To love is to care deeply enough about an idea to see it come into being, whether that idea is a romance with another person, writing a novel or starting a business. Love sparks your desire to learn all you can about that someone or something. It is what keeps us engaged during difficult times. Love can lead to disappointments and joys. It requires two oppositional forces in a person: the vulnerability of openness and the protection of strength.

Vulnerability and strength are two sides of one coin, and each requires courage. From vulnerability comes strength if approached with an honest, open conscience, a clear heart, and the resolve to persevere through disappointments and successes. An authentic, lasting relationship that has give and take is built from honesty, trust and support. To be honest requires a certain amount of showing your soft underbelly, to test if you and your ideas will be supported. Will you click with this person? Is there viability in this notion, this business or personal relationship?

> **STORED DATA**:
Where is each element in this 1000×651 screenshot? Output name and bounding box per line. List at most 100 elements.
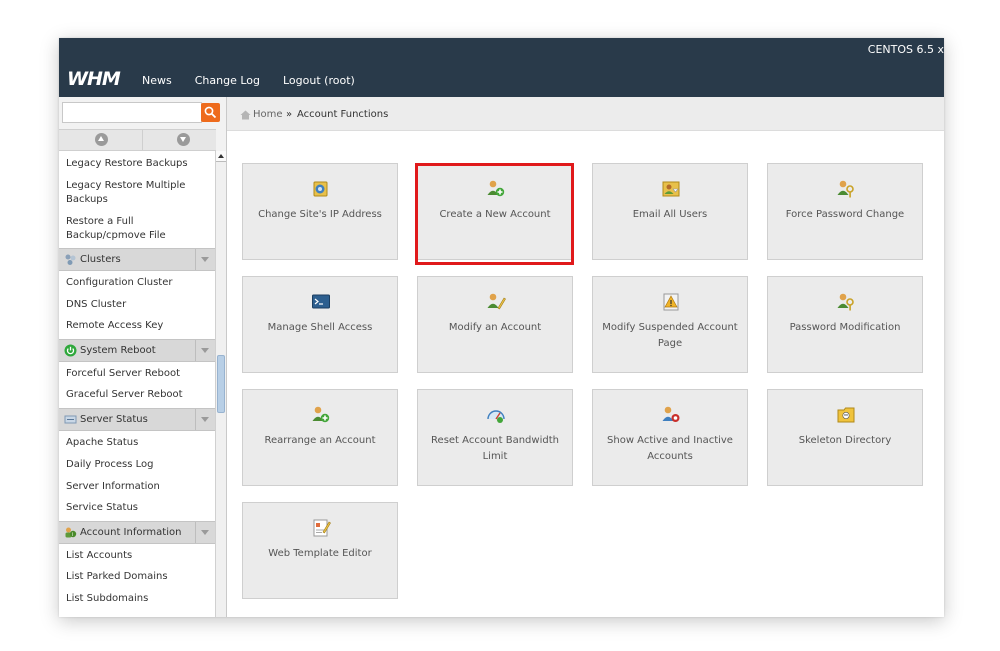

> **TO DO**:
• 1. List the three things that the passage on love says an authentic, lasting relationship is built from.
• 2. Reproduce the passage on love from "To love is to" up to and including "protection of strength.".

> **SOLUTIONS FOR EACH TASK**:
• 1. Honesty, trust and support

• 2.
To love is to care deeply enough about an idea to see it come into being, whether that idea is a romance with another person, writing a novel or starting a business. Love sparks your desire to learn all you can about that someone or something. It is what keeps us engaged during difficult times. Love can lead to disappointments and joys. It requires two oppositional forces in a person: the vulnerability of openness and the protection of strength.